To be done: Check each line of the records below and collect those that include the word "仔细落实整改".

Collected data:
= = = = = = =

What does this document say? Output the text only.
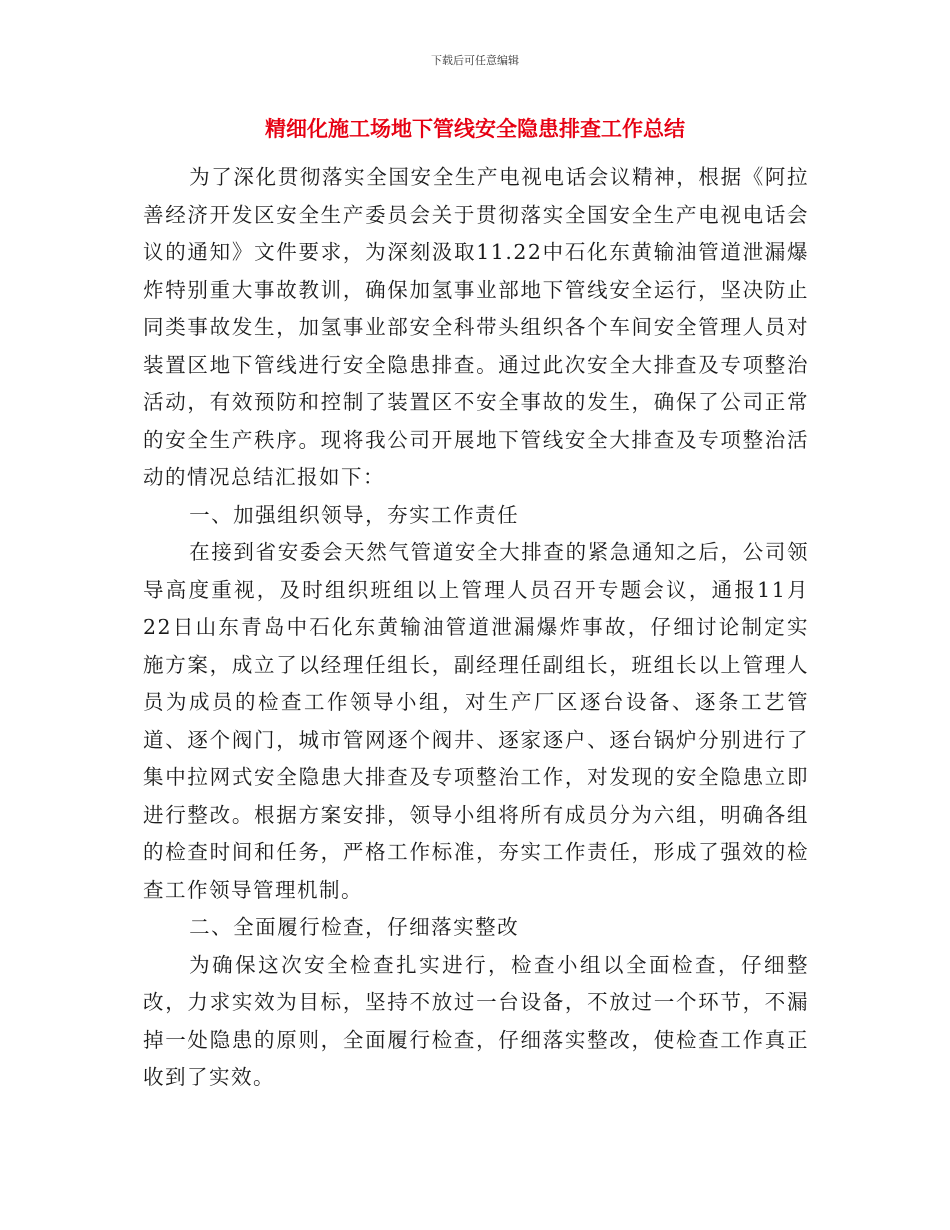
下载后可任意编辑
精细化施工场地下管线安全隐患排查工作总结

为了深化贯彻落实全国安全生产电视电话会议精神，根据《阿拉善经济开发区安全生产委员会关于贯彻落实全国安全生产电视电话会议的通知》文件要求，为深刻汲取11.22中石化东黄输油管道泄漏爆炸特别重大事故教训，确保加氢事业部地下管线安全运行，坚决防止同类事故发生，加氢事业部安全科带头组织各个车间安全管理人员对装置区地下管线进行安全隐患排查。通过此次安全大排查及专项整治活动，有效预防和控制了装置区不安全事故的发生，确保了公司正常的安全生产秩序。现将我公司开展地下管线安全大排查及专项整治活动的情况总结汇报如下：

一、加强组织领导，夯实工作责任

在接到省安委会天然气管道安全大排查的紧急通知之后，公司领导高度重视，及时组织班组以上管理人员召开专题会议，通报11月22日山东青岛中石化东黄输油管道泄漏爆炸事故，仔细讨论制定实施方案，成立了以经理任组长，副经理任副组长，班组长以上管理人员为成员的检查工作领导小组，对生产厂区逐台设备、逐条工艺管道、逐个阀门，城市管网逐个阀井、逐家逐户、逐台锅炉分别进行了集中拉网式安全隐患大排查及专项整治工作，对发现的安全隐患立即进行整改。根据方案安排，领导小组将所有成员分为六组，明确各组的检查时间和任务，严格工作标准，夯实工作责任，形成了强效的检查工作领导管理机制。

二、全面履行检查，仔细落实整改

为确保这次安全检查扎实进行，检查小组以全面检查，仔细整改，力求实效为目标，坚持不放过一台设备，不放过一个环节，不漏掉一处隐患的原则，全面履行检查，仔细落实整改，使检查工作真正收到了实效。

= = = = = = =

Written solution:
二、全面履行检查，仔细落实整改
为确保这次安全检查扎实进行，检查小组以全面检查，仔细整改，力求实效为目标，坚持不放过一台设备，不放过一个环节，不漏掉一处隐患的原则，全面履行检查，仔细落实整改，使检查工作真正收到了实效。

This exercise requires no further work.